Select and copy out every line in the records containing "text".

- - -

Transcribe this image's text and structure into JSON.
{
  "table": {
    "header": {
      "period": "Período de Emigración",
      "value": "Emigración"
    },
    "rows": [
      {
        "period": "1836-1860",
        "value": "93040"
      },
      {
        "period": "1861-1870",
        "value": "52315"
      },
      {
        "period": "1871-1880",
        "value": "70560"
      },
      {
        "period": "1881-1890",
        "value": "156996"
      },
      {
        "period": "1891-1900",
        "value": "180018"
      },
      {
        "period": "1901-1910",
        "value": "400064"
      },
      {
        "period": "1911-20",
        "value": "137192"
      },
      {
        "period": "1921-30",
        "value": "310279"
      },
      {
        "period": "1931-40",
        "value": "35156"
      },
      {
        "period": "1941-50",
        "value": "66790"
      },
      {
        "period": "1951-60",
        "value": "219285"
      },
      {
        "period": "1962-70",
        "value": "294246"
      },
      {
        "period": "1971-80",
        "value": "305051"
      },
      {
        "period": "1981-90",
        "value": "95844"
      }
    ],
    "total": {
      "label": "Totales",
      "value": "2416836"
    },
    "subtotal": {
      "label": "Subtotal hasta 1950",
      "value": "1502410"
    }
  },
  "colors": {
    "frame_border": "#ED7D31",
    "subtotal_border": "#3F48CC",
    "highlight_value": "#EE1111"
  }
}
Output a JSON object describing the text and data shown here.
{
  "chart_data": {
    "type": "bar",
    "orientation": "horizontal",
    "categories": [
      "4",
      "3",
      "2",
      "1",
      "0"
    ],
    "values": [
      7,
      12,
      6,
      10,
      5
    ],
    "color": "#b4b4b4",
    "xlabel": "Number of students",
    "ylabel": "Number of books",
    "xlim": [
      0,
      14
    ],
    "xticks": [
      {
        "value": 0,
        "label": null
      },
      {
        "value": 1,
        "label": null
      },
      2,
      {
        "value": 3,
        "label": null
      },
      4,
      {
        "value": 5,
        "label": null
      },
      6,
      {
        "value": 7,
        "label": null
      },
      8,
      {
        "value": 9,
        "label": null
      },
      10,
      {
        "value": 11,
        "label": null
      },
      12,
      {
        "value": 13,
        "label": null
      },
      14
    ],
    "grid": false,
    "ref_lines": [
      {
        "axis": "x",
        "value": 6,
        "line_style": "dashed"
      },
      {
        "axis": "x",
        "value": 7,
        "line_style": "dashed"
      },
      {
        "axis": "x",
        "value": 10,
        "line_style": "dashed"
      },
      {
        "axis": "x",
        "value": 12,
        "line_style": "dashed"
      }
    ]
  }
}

- - -

■ ANSWER FOR THIS EXERCISE ■
Transcribe this image's text and structure into JSON.
Output a JSON object describing the text and data shown here.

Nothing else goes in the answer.